AIM:
Copy all lines below exactly as written. Leave pictures out.

═══ DATA LISTING

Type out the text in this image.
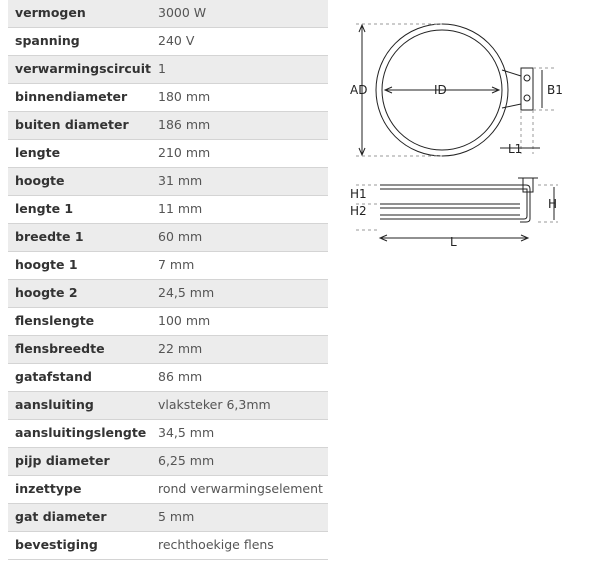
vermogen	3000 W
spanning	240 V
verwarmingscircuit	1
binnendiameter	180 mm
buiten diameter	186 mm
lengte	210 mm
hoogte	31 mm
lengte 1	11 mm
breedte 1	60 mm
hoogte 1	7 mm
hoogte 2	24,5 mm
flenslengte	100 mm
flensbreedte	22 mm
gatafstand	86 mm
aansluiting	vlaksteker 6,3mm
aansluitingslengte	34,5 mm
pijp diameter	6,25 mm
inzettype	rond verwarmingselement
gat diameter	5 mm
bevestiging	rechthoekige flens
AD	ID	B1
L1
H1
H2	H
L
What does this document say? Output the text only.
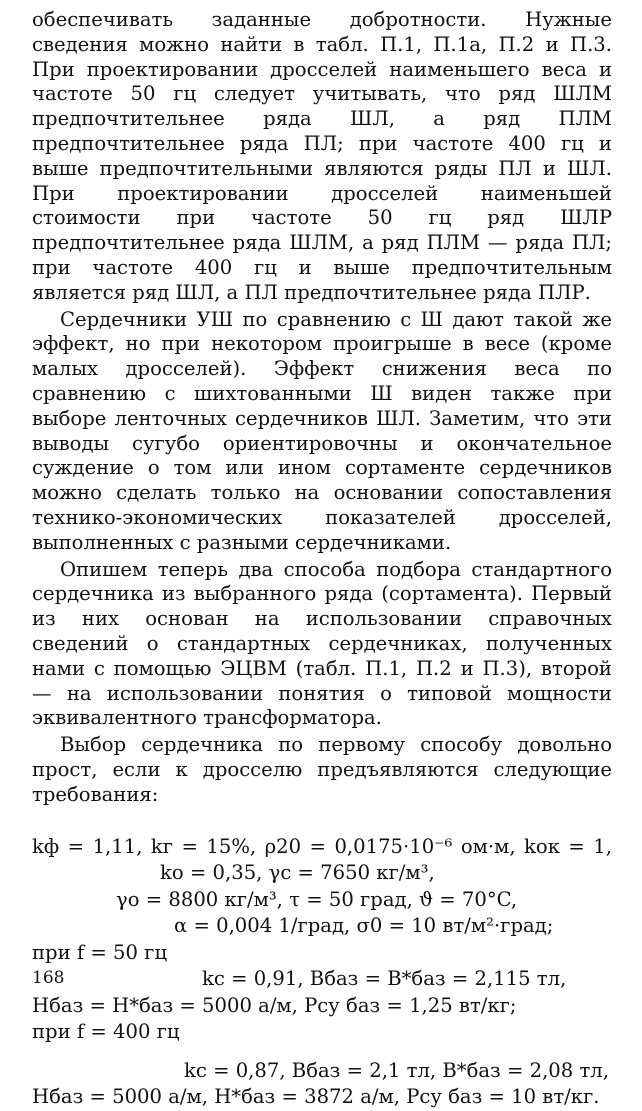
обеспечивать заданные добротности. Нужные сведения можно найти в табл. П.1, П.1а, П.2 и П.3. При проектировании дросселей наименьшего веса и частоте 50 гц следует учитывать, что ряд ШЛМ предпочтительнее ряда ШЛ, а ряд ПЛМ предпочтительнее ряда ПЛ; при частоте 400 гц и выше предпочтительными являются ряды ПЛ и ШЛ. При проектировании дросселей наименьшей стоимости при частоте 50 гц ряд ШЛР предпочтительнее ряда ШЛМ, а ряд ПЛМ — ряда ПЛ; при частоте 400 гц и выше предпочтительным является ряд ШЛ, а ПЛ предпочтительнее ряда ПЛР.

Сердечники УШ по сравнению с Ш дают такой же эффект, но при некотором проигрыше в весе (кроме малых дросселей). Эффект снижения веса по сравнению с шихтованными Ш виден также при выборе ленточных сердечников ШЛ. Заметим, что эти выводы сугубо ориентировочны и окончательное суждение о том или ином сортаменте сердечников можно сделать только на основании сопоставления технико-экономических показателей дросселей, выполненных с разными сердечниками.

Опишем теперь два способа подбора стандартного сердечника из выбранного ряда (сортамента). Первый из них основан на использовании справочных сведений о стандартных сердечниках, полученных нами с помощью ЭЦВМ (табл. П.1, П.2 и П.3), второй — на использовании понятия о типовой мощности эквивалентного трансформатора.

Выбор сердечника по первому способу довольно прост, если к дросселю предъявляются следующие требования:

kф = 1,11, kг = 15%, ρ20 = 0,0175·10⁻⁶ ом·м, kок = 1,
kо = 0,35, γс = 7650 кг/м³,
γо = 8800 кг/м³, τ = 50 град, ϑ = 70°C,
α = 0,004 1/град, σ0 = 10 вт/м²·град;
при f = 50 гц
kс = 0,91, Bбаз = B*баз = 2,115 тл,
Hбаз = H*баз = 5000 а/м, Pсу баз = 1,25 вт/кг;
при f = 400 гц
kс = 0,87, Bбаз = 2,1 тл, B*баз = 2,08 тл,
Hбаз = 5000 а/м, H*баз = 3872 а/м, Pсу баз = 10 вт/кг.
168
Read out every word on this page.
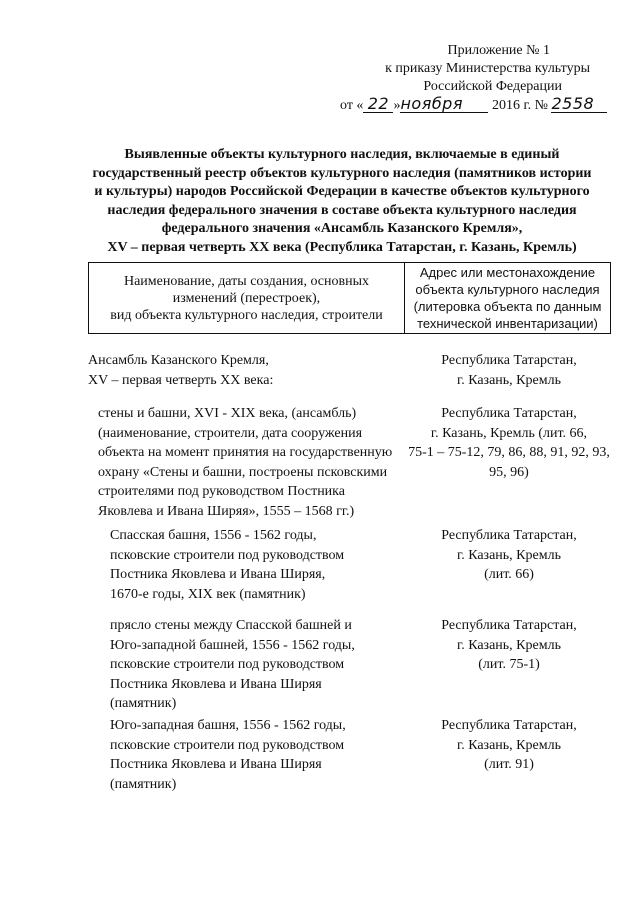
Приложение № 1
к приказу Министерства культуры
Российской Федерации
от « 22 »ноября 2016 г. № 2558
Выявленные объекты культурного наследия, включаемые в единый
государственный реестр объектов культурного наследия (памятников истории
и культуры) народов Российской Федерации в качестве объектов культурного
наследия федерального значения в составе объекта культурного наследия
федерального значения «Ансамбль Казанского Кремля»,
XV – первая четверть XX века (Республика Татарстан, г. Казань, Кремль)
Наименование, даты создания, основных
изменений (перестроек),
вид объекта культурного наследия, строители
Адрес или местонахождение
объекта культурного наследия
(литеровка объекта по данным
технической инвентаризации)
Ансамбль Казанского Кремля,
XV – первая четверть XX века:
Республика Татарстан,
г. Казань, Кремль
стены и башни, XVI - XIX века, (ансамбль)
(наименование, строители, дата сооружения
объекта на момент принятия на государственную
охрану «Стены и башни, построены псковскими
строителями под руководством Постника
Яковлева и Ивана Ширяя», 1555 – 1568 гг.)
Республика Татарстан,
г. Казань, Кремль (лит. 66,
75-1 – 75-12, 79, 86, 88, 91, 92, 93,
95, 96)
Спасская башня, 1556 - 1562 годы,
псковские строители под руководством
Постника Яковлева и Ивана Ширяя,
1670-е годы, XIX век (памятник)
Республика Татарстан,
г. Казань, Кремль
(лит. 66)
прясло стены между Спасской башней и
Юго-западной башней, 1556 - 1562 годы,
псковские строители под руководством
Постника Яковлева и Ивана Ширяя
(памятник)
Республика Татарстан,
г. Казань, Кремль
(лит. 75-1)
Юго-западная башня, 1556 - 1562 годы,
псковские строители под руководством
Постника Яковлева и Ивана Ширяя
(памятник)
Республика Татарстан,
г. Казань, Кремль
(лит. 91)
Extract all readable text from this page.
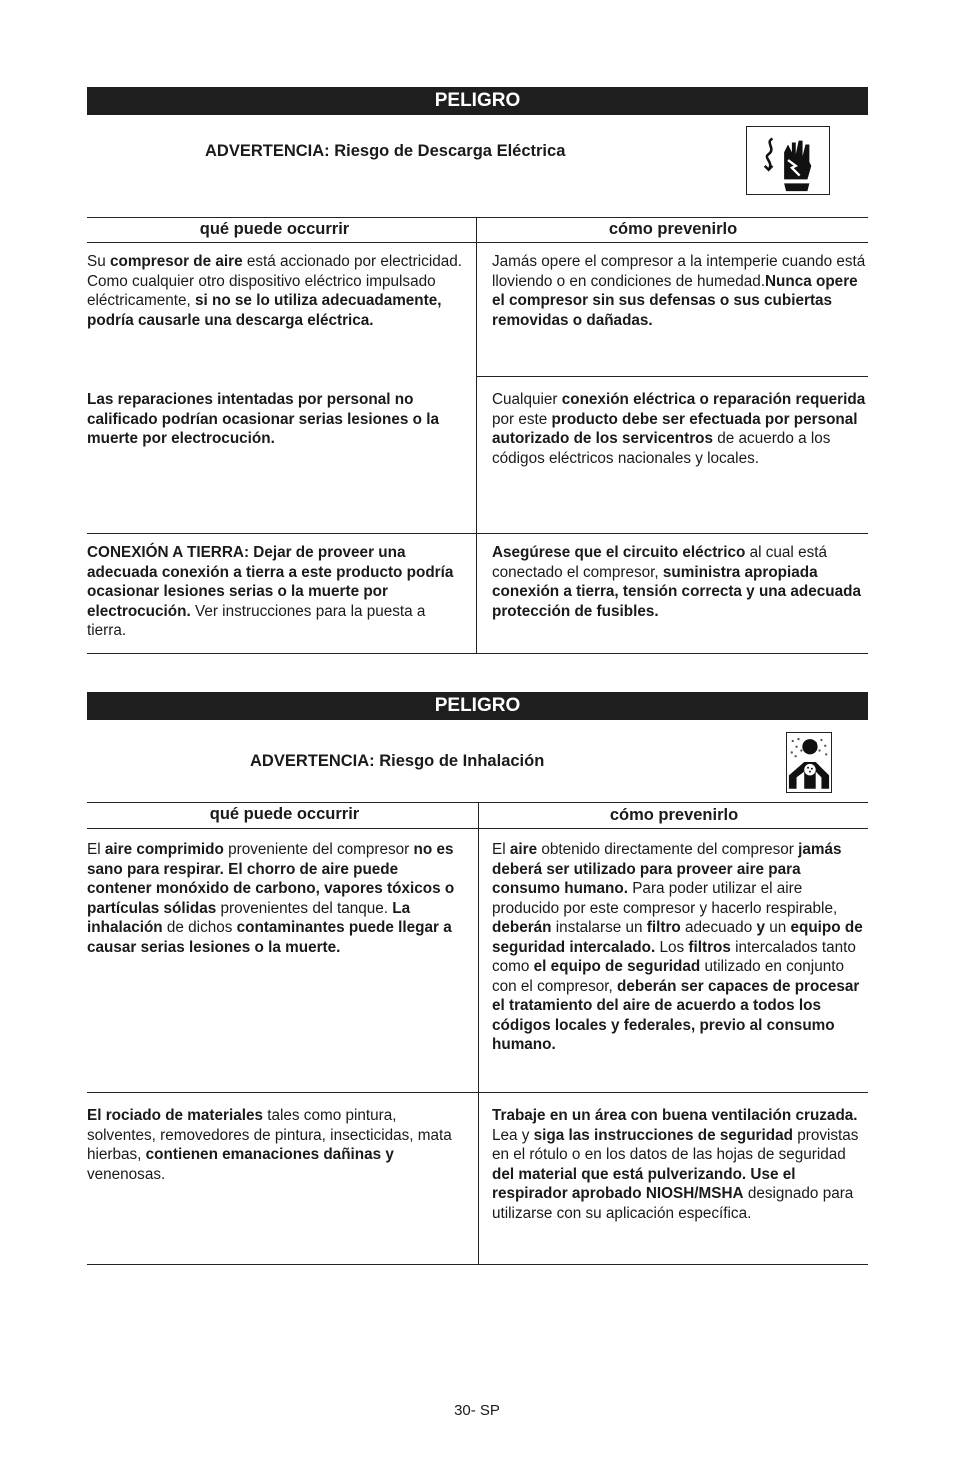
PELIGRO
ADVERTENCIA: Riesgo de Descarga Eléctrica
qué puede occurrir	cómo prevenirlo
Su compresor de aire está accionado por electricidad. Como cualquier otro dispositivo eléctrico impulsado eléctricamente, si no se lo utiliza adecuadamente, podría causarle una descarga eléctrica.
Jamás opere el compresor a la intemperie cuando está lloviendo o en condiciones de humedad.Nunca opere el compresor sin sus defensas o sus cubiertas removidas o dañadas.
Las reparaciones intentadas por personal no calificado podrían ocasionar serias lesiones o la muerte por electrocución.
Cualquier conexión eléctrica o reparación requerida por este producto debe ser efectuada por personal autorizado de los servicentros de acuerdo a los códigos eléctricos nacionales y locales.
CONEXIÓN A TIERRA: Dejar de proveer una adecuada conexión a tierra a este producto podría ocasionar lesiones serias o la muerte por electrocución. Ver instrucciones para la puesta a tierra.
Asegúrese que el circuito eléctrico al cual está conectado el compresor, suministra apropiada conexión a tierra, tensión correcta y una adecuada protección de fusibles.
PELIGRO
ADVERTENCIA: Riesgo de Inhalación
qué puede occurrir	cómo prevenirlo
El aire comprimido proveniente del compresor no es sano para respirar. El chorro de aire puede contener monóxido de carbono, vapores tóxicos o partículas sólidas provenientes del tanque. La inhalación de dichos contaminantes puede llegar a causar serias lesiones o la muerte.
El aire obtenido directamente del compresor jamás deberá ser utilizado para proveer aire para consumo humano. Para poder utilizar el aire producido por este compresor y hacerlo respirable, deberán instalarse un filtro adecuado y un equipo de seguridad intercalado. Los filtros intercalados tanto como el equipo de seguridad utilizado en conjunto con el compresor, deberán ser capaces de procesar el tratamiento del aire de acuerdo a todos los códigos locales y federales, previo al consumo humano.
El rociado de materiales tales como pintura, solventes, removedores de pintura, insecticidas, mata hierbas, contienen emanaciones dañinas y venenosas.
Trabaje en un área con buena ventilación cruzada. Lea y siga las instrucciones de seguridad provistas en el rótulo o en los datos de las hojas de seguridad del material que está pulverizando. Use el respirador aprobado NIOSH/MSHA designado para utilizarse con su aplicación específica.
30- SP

══════

WRITTEN SOLUTION:
Type out the text in this image.
vermogen	3000 W
spanning	240 V
verwarmingscircuit	1
binnendiameter	180 mm
buiten diameter	186 mm
lengte	210 mm
hoogte	31 mm
lengte 1	11 mm
breedte 1	60 mm
hoogte 1	7 mm
hoogte 2	24,5 mm
flenslengte	100 mm
flensbreedte	22 mm
gatafstand	86 mm
aansluiting	vlaksteker 6,3mm
aansluitingslengte	34,5 mm
pijp diameter	6,25 mm
inzettype	rond verwarmingselement
gat diameter	5 mm
bevestiging	rechthoekige flens
AD	ID	B1
L1
H1
H2	H
L
What does this document say? Output the text only.
обеспечивать заданные добротности. Нужные сведения можно найти в табл. П.1, П.1а, П.2 и П.3. При проектировании дросселей наименьшего веса и частоте 50 гц следует учитывать, что ряд ШЛМ предпочтительнее ряда ШЛ, а ряд ПЛМ предпочтительнее ряда ПЛ; при частоте 400 гц и выше предпочтительными являются ряды ПЛ и ШЛ. При проектировании дросселей наименьшей стоимости при частоте 50 гц ряд ШЛР предпочтительнее ряда ШЛМ, а ряд ПЛМ — ряда ПЛ; при частоте 400 гц и выше предпочтительным является ряд ШЛ, а ПЛ предпочтительнее ряда ПЛР.

Сердечники УШ по сравнению с Ш дают такой же эффект, но при некотором проигрыше в весе (кроме малых дросселей). Эффект снижения веса по сравнению с шихтованными Ш виден также при выборе ленточных сердечников ШЛ. Заметим, что эти выводы сугубо ориентировочны и окончательное суждение о том или ином сортаменте сердечников можно сделать только на основании сопоставления технико-экономических показателей дросселей, выполненных с разными сердечниками.

Опишем теперь два способа подбора стандартного сердечника из выбранного ряда (сортамента). Первый из них основан на использовании справочных сведений о стандартных сердечниках, полученных нами с помощью ЭЦВМ (табл. П.1, П.2 и П.3), второй — на использовании понятия о типовой мощности эквивалентного трансформатора.

Выбор сердечника по первому способу довольно прост, если к дросселю предъявляются следующие требования:

kф = 1,11, kг = 15%, ρ20 = 0,0175·10⁻⁶ ом·м, kок = 1,
kо = 0,35, γс = 7650 кг/м³,
γо = 8800 кг/м³, τ = 50 град, ϑ = 70°C,
α = 0,004 1/град, σ0 = 10 вт/м²·град;
при f = 50 гц
kс = 0,91, Bбаз = B*баз = 2,115 тл,
Hбаз = H*баз = 5000 а/м, Pсу баз = 1,25 вт/кг;
при f = 400 гц
kс = 0,87, Bбаз = 2,1 тл, B*баз = 2,08 тл,
Hбаз = 5000 а/м, H*баз = 3872 а/м, Pсу баз = 10 вт/кг.
168
Read out every word on this page.
Приложение № 1
к приказу Министерства культуры
Российской Федерации
от « 22 »ноября 2016 г. № 2558
Выявленные объекты культурного наследия, включаемые в единый
государственный реестр объектов культурного наследия (памятников истории
и культуры) народов Российской Федерации в качестве объектов культурного
наследия федерального значения в составе объекта культурного наследия
федерального значения «Ансамбль Казанского Кремля»,
XV – первая четверть XX века (Республика Татарстан, г. Казань, Кремль)
Наименование, даты создания, основных
изменений (перестроек),
вид объекта культурного наследия, строители
Адрес или местонахождение
объекта культурного наследия
(литеровка объекта по данным
технической инвентаризации)
Ансамбль Казанского Кремля,
XV – первая четверть XX века:
Республика Татарстан,
г. Казань, Кремль
стены и башни, XVI - XIX века, (ансамбль)
(наименование, строители, дата сооружения
объекта на момент принятия на государственную
охрану «Стены и башни, построены псковскими
строителями под руководством Постника
Яковлева и Ивана Ширяя», 1555 – 1568 гг.)
Республика Татарстан,
г. Казань, Кремль (лит. 66,
75-1 – 75-12, 79, 86, 88, 91, 92, 93,
95, 96)
Спасская башня, 1556 - 1562 годы,
псковские строители под руководством
Постника Яковлева и Ивана Ширяя,
1670-е годы, XIX век (памятник)
Республика Татарстан,
г. Казань, Кремль
(лит. 66)
прясло стены между Спасской башней и
Юго-западной башней, 1556 - 1562 годы,
псковские строители под руководством
Постника Яковлева и Ивана Ширяя
(памятник)
Республика Татарстан,
г. Казань, Кремль
(лит. 75-1)
Юго-западная башня, 1556 - 1562 годы,
псковские строители под руководством
Постника Яковлева и Ивана Ширяя
(памятник)
Республика Татарстан,
г. Казань, Кремль
(лит. 91)
Extract all readable text from this page.
PELIGRO
ADVERTENCIA: Riesgo de Descarga Eléctrica
qué puede occurrir	cómo prevenirlo
Su compresor de aire está accionado por electricidad. Como cualquier otro dispositivo eléctrico impulsado eléctricamente, si no se lo utiliza adecuadamente, podría causarle una descarga eléctrica.
Jamás opere el compresor a la intemperie cuando está lloviendo o en condiciones de humedad.Nunca opere el compresor sin sus defensas o sus cubiertas removidas o dañadas.
Las reparaciones intentadas por personal no calificado podrían ocasionar serias lesiones o la muerte por electrocución.
Cualquier conexión eléctrica o reparación requerida por este producto debe ser efectuada por personal autorizado de los servicentros de acuerdo a los códigos eléctricos nacionales y locales.
CONEXIÓN A TIERRA: Dejar de proveer una adecuada conexión a tierra a este producto podría ocasionar lesiones serias o la muerte por electrocución. Ver instrucciones para la puesta a tierra.
Asegúrese que el circuito eléctrico al cual está conectado el compresor, suministra apropiada conexión a tierra, tensión correcta y una adecuada protección de fusibles.
PELIGRO
ADVERTENCIA: Riesgo de Inhalación
qué puede occurrir	cómo prevenirlo
El aire comprimido proveniente del compresor no es sano para respirar. El chorro de aire puede contener monóxido de carbono, vapores tóxicos o partículas sólidas provenientes del tanque. La inhalación de dichos contaminantes puede llegar a causar serias lesiones o la muerte.
El aire obtenido directamente del compresor jamás deberá ser utilizado para proveer aire para consumo humano. Para poder utilizar el aire producido por este compresor y hacerlo respirable, deberán instalarse un filtro adecuado y un equipo de seguridad intercalado. Los filtros intercalados tanto como el equipo de seguridad utilizado en conjunto con el compresor, deberán ser capaces de procesar el tratamiento del aire de acuerdo a todos los códigos locales y federales, previo al consumo humano.
El rociado de materiales tales como pintura, solventes, removedores de pintura, insecticidas, mata hierbas, contienen emanaciones dañinas y venenosas.
Trabaje en un área con buena ventilación cruzada. Lea y siga las instrucciones de seguridad provistas en el rótulo o en los datos de las hojas de seguridad del material que está pulverizando. Use el respirador aprobado NIOSH/MSHA designado para utilizarse con su aplicación específica.
30- SP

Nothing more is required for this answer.